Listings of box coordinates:
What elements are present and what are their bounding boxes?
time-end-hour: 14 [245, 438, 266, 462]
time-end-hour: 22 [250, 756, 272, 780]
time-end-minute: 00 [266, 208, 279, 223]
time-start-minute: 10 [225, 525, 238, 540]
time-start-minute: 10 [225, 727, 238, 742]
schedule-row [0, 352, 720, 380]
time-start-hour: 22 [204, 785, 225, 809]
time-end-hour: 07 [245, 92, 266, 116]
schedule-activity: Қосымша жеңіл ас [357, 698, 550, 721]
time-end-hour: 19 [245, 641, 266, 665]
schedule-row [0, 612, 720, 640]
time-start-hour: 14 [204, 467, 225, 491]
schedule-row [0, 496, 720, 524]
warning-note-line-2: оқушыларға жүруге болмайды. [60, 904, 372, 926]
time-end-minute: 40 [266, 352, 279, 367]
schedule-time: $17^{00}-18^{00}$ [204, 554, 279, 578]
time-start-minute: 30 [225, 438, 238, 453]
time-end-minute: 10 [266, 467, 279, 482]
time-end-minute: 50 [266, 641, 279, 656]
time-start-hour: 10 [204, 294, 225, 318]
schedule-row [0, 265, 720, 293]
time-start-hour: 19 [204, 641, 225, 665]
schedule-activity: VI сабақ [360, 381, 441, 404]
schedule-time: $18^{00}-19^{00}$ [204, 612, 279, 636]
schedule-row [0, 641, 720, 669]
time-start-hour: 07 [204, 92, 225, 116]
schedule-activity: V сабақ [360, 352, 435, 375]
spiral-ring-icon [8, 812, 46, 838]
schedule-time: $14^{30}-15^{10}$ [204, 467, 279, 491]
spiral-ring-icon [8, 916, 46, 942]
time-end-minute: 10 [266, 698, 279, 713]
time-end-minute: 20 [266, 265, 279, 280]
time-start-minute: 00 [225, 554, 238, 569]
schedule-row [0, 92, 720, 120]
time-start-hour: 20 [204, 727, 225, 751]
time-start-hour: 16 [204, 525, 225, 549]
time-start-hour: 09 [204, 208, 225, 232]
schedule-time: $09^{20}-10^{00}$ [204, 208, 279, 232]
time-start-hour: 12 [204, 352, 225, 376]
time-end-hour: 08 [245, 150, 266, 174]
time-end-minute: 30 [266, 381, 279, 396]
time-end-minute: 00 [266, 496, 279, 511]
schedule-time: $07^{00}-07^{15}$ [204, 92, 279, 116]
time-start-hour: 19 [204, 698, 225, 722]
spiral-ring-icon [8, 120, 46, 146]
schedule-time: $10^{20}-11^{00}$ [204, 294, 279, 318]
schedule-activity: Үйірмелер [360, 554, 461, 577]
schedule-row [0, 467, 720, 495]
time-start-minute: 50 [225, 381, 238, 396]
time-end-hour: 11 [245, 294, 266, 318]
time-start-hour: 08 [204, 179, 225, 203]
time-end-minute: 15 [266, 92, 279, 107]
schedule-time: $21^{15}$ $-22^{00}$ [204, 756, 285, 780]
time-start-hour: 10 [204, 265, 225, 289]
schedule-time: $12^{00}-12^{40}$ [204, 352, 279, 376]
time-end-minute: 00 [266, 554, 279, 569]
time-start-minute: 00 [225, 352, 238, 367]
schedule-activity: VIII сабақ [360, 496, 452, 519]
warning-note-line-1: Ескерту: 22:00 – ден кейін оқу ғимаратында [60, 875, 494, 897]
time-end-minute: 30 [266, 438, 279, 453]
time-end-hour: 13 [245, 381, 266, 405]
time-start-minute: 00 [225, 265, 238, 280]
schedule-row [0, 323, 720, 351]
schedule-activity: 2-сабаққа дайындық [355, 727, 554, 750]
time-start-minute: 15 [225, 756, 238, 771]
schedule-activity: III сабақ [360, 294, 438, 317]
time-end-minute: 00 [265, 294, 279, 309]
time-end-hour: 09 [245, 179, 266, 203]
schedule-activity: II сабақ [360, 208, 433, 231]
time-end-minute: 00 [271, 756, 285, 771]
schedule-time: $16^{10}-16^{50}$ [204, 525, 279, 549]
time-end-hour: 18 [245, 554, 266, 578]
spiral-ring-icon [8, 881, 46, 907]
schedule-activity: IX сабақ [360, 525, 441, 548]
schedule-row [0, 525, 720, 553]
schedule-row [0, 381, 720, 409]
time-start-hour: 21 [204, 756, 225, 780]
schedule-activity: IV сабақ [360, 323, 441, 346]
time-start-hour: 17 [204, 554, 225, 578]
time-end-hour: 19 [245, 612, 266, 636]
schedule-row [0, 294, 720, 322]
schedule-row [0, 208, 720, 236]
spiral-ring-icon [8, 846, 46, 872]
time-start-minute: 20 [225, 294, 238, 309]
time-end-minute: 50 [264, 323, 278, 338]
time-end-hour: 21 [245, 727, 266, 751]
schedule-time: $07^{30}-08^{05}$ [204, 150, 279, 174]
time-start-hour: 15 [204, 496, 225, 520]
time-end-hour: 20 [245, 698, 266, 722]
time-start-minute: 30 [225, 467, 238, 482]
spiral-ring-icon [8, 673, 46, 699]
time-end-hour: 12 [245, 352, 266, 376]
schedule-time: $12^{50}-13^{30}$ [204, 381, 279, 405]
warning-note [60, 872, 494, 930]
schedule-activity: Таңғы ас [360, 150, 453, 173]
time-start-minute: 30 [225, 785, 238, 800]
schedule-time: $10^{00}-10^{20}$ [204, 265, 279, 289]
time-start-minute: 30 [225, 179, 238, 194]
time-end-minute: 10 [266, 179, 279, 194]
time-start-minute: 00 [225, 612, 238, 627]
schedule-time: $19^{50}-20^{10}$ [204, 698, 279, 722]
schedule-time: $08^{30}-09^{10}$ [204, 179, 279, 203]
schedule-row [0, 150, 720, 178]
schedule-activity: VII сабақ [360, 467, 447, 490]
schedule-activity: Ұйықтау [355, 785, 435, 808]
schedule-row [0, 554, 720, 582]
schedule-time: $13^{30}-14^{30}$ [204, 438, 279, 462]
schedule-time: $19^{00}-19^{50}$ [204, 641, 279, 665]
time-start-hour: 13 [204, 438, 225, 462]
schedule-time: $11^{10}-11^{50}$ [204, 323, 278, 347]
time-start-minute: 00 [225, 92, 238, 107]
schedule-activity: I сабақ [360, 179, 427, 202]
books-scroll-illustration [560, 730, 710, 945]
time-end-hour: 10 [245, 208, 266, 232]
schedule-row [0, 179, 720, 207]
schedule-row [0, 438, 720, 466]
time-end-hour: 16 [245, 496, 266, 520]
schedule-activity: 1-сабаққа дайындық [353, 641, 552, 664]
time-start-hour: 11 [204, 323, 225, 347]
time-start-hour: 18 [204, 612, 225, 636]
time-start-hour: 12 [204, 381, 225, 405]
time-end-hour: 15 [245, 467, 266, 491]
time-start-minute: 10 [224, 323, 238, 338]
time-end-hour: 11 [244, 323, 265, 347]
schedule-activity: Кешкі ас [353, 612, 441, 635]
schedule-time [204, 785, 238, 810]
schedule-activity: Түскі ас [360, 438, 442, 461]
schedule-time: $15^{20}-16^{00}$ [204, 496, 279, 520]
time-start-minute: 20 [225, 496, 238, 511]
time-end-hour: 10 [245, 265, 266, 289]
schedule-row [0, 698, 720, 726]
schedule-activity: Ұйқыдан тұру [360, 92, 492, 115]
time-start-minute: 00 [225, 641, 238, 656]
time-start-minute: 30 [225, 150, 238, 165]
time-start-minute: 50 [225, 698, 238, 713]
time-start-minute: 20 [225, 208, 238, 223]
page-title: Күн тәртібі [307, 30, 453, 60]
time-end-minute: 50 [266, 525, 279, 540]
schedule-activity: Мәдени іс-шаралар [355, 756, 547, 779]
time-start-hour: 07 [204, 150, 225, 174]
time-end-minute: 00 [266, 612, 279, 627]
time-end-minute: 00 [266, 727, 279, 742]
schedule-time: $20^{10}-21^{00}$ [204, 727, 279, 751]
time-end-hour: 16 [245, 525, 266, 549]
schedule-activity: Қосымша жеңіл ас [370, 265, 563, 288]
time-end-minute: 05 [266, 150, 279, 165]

EXERCISE REQUIREMENTS: Please reproduce the rows word for word, from the start of the rows up to and including the line with "time-end-hour: 07 [245, 92, 266, 116]".

THE ANSWER:
What elements are present and what are their bounding boxes?
time-end-hour: 14 [245, 438, 266, 462]
time-end-hour: 22 [250, 756, 272, 780]
time-end-minute: 00 [266, 208, 279, 223]
time-start-minute: 10 [225, 525, 238, 540]
time-start-minute: 10 [225, 727, 238, 742]
schedule-row [0, 352, 720, 380]
time-start-hour: 22 [204, 785, 225, 809]
time-end-hour: 07 [245, 92, 266, 116]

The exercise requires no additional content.